* Data records *
"""

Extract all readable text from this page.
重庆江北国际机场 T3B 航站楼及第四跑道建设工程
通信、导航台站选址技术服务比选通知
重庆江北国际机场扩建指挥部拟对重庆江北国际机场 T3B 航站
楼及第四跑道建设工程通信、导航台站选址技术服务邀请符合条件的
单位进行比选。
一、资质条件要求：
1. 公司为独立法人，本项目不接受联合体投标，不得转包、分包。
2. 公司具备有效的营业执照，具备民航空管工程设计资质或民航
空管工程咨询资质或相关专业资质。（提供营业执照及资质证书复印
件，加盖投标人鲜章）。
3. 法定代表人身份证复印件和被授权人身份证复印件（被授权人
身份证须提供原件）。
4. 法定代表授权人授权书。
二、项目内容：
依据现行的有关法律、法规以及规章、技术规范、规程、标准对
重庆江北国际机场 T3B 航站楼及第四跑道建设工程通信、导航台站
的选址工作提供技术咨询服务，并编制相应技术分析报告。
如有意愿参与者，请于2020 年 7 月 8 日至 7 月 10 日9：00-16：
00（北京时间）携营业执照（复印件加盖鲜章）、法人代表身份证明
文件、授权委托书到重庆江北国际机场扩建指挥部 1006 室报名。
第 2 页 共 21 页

"""

* REQUIREMENT *
Each record must be repeated exactly as it is.

* EXPECTED OUTPUT *
Extract all readable text from this page.
重庆江北国际机场 T3B 航站楼及第四跑道建设工程
通信、导航台站选址技术服务比选通知
重庆江北国际机场扩建指挥部拟对重庆江北国际机场 T3B 航站
楼及第四跑道建设工程通信、导航台站选址技术服务邀请符合条件的
单位进行比选。
一、资质条件要求：
1. 公司为独立法人，本项目不接受联合体投标，不得转包、分包。
2. 公司具备有效的营业执照，具备民航空管工程设计资质或民航
空管工程咨询资质或相关专业资质。（提供营业执照及资质证书复印
件，加盖投标人鲜章）。
3. 法定代表人身份证复印件和被授权人身份证复印件（被授权人
身份证须提供原件）。
4. 法定代表授权人授权书。
二、项目内容：
依据现行的有关法律、法规以及规章、技术规范、规程、标准对
重庆江北国际机场 T3B 航站楼及第四跑道建设工程通信、导航台站
的选址工作提供技术咨询服务，并编制相应技术分析报告。
如有意愿参与者，请于2020 年 7 月 8 日至 7 月 10 日9：00-16：
00（北京时间）携营业执照（复印件加盖鲜章）、法人代表身份证明
文件、授权委托书到重庆江北国际机场扩建指挥部 1006 室报名。
第 2 页 共 21 页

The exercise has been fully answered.